**EXTRAIT DU DOCUMENT:**

'''

7. Versements à l'actif de la faillite
Selon son niveau de revenus, le débiteur devra verser une somme mensuellement au SAI. La somme à verser est déterminée par l’instruction 11R2 traitant du revenu excédentaire.
8. Séances de consultations
Le débiteur consommateur est tenu de participer à deux séances de consultations données par le SAI. Ces séances d’une durée d’environ une heure traitent de divers sujets reliés aux finances personnelles : budget, épargne, consommation, crédit, etc. L’objectif de ces deux séances est de réhabiliter le débiteur et de lui inculquer de saines habitudes financières.
9. Libération
Si le débiteur a complété tous ses devoirs (a fait tous les paiements requis, a assisté aux deux séances de consultation, a participé aux assemblées, si requises), celui-ci est éligible à la libération de sa faillite.
Pour un débiteur qui en est à sa première faillite, qui a complété tous ses devoirs et dont la libération n’est pas contestée (par le SAI, le BSF ou un créancier), celui-ci est éligible à une libération automatique, ce qui veut dire qu’il n’a pas à se présenter à une audition à la cour.
Si une audition à la cour est requise, un jugement sera rendu par le tribunal pour une libération :
Quelle est la durée d'une faillite ?
La durée d’une faillite est déterminée selon deux paramètres : les revenus de l’unité familiale et le nombre de faillites antérieures.
Pour une première faillite :
Pour une deuxième faillite :
Pour une troisième faillite (ou plus), avec ou sans revenus excédentaires, après 12 mois, une audition au tribunal est requise et la durée de la faillite sera établie à ce moment. Cette durée est généralement entre 12 et 36 mois.

'''

**MATÉRIEL RECUEILLI:**

'''

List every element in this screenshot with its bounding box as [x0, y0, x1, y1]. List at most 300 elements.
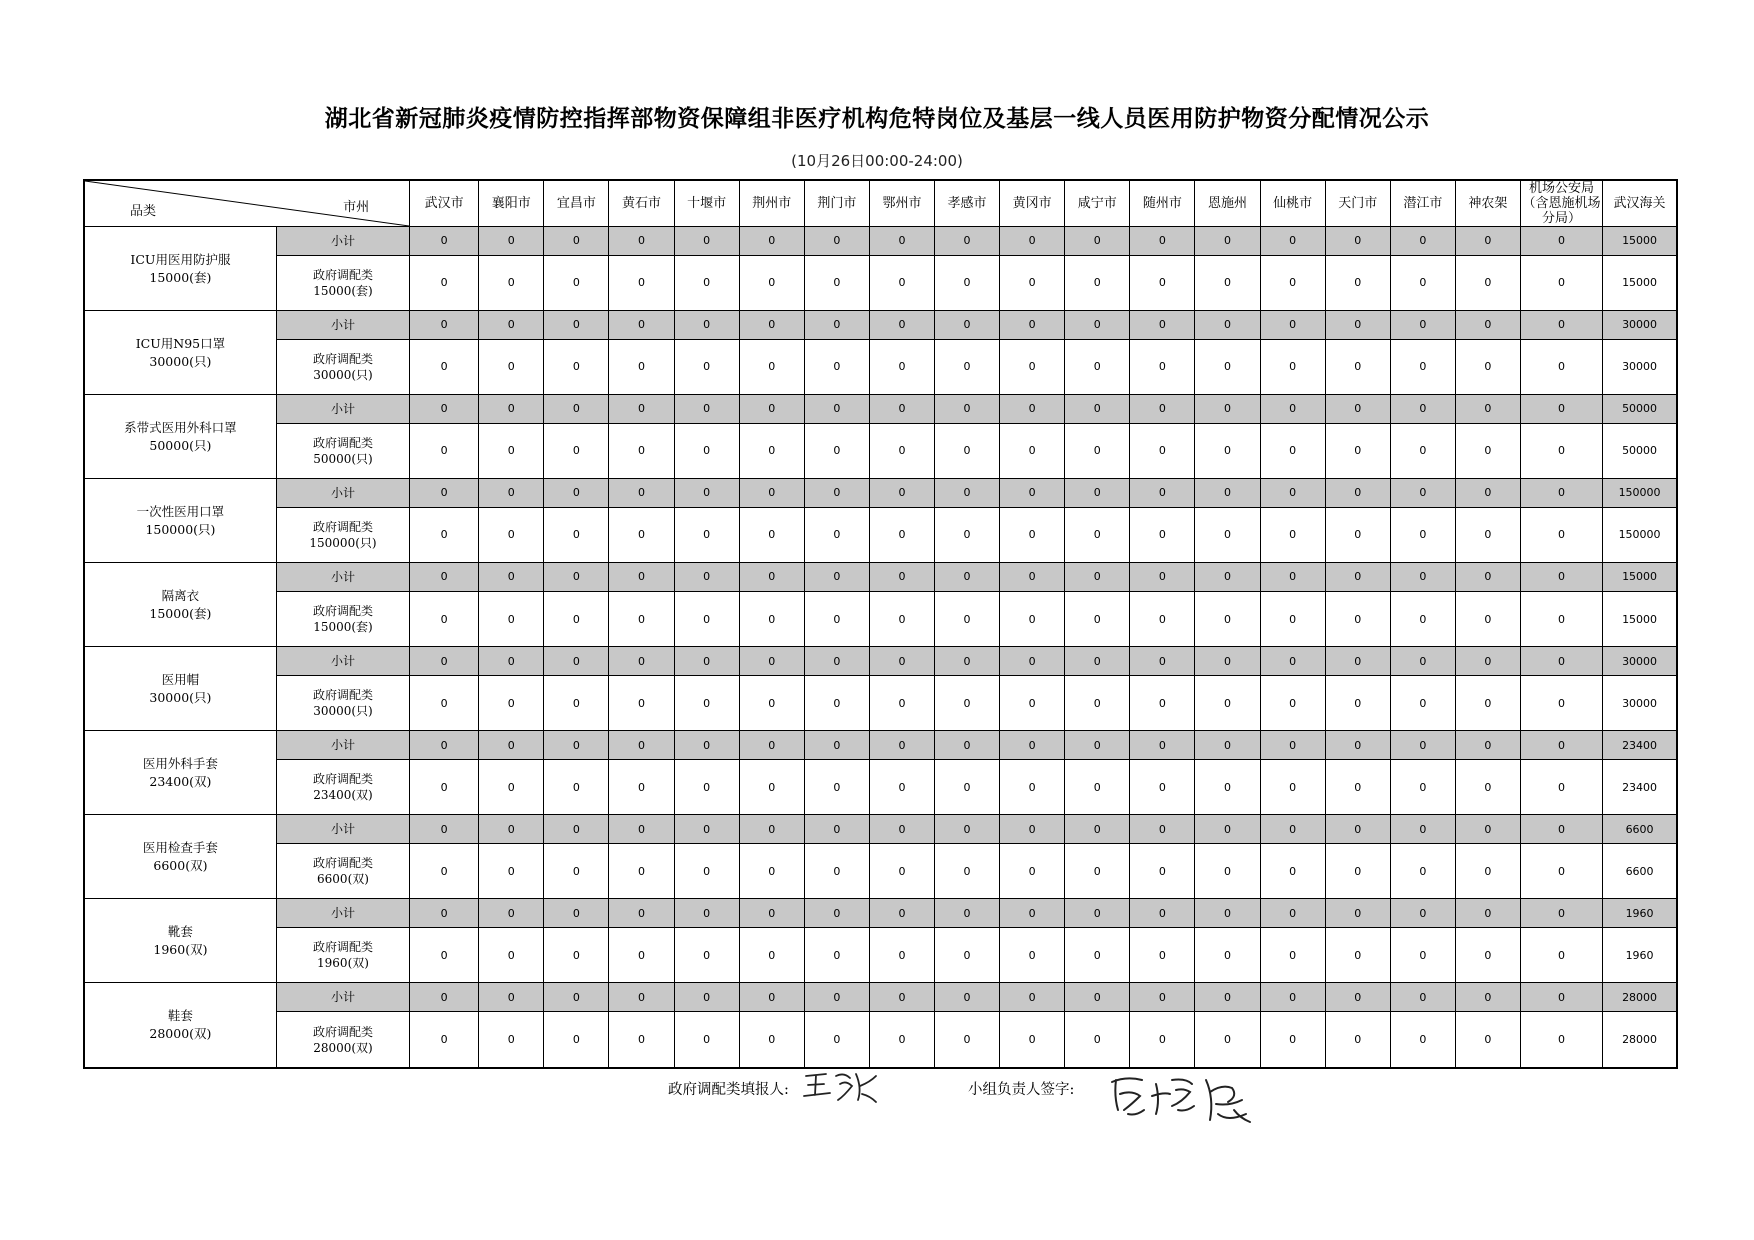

'''

**TÂCHES À RÉALISER:**
a - D'après l'extrait sur la faillite, quelle est la durée approximative de chaque séance de consultation donnée par le SAI ?
b - Rédigez la suite de l'extrait sur la faillite, en reprenant après sa dernière phrase.

**RÉPONSES PAR TÂCHE:**
a - Chaque séance dure environ une heure.

b -
Un débiteur qui dépose une faillite et qui n’est pas en revenus excédentaires, mais qui le devient au cours de sa faillite, verra la durée de sa faillite ajustée. Il en est de même pour un débiteur qui avait initialement des revenus excédentaires, en autant que la durée la plus courte n’ait pas été dépassée.
Quel est le coût d'une faillite ?
Dans le cas d’une faillite d’un particulier, le coût est déterminé principalement selon les revenus et les actifs du débiteur. Si la valeur des actifs saisissables d’un débiteur est de moins de 15 000 $, il s’agira d’une faillite sommaire et les paiements mensuels seront déterminés selon le revenu excédentaire.
Si le débiteur n’a pas de revenu excédentaire, le SAI pourrait demander un paiement mensuel minimum, notamment s’il n’y a aucuns actifs pouvant être réalisés. Si le débiteur a un revenu excédentaire, celui-ci devra faire des paiements selon l’instruction sur le revenu excédentaire (émise par le BSF). Règle générale, cette instruction dicte au débiteur de verser 50% de ses revenus nets au-delà d’un certain barème déterminé selon la taille de l’unité familiale.
Par exemple, en 2018, une personne seule qui gagne plus de 2 352 $ devra verser 50% de tout revenu au-delà de 2 152 $. Ainsi, si cette même personne gagne 2 500 $ par mois, son versement mensuel sera de 174 $. S’il s’agit de sa première faillite, la durée sera établie à 21 mois et le paiement total sera donc de 21 x 174 $, soit 3 654 $.
Dans le cas d’une faillite d’une entreprise, le SAI établi normalement un prix forfaitaire avant de prendre le dossier. Ce prix variera selon la complexité du dossier, les actifs réalisables et le nombre d’heures requises pour l’administration. Si des actifs seront réalisés par le SAI, celui-ci pourra se payer à même ces réalisations et pourrait donc ne pas exiger de paiement supplémentaire.
Qu'est-ce que le revenu excédentaire ?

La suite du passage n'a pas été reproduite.